#### [TASK TO CARRY OUT]
What follows is a block of records; restate each one word for word.

++++++++

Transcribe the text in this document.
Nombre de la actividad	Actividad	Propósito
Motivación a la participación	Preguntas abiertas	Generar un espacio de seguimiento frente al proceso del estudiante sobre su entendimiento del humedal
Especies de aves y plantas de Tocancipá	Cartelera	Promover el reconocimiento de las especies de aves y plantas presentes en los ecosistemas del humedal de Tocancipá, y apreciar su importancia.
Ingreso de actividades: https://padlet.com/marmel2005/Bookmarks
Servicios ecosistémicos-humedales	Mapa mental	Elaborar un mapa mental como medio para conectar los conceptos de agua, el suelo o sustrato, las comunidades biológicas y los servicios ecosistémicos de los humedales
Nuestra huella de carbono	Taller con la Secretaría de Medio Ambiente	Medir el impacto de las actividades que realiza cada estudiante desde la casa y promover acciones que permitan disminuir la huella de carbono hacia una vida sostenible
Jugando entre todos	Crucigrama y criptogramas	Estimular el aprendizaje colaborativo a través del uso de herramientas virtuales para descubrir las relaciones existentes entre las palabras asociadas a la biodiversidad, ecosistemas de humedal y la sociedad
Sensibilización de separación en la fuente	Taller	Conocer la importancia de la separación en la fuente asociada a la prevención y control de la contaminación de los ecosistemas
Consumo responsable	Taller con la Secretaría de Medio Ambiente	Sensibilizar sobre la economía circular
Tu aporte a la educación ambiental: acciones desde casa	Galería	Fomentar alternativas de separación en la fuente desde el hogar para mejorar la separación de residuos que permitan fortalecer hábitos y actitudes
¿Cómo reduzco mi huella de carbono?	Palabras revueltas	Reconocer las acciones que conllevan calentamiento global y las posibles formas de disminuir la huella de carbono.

++++++++

#### [ANSWER TO THE EXERCISE]
Transcribe the text in this document.
Nombre de la actividad	Actividad	Propósito
Motivación a la participación	Preguntas abiertas	Generar un espacio de seguimiento frente al proceso del estudiante sobre su entendimiento del humedal
Especies de aves y plantas de Tocancipá	Cartelera	Promover el reconocimiento de las especies de aves y plantas presentes en los ecosistemas del humedal de Tocancipá, y apreciar su importancia.
Ingreso de actividades: https://padlet.com/marmel2005/Bookmarks
Servicios ecosistémicos-humedales	Mapa mental	Elaborar un mapa mental como medio para conectar los conceptos de agua, el suelo o sustrato, las comunidades biológicas y los servicios ecosistémicos de los humedales
Nuestra huella de carbono	Taller con la Secretaría de Medio Ambiente	Medir el impacto de las actividades que realiza cada estudiante desde la casa y promover acciones que permitan disminuir la huella de carbono hacia una vida sostenible
Jugando entre todos	Crucigrama y criptogramas	Estimular el aprendizaje colaborativo a través del uso de herramientas virtuales para descubrir las relaciones existentes entre las palabras asociadas a la biodiversidad, ecosistemas de humedal y la sociedad
Sensibilización de separación en la fuente	Taller	Conocer la importancia de la separación en la fuente asociada a la prevención y control de la contaminación de los ecosistemas
Consumo responsable	Taller con la Secretaría de Medio Ambiente	Sensibilizar sobre la economía circular
Tu aporte a la educación ambiental: acciones desde casa	Galería	Fomentar alternativas de separación en la fuente desde el hogar para mejorar la separación de residuos que permitan fortalecer hábitos y actitudes
¿Cómo reduzco mi huella de carbono?	Palabras revueltas	Reconocer las acciones que conllevan calentamiento global y las posibles formas de disminuir la huella de carbono.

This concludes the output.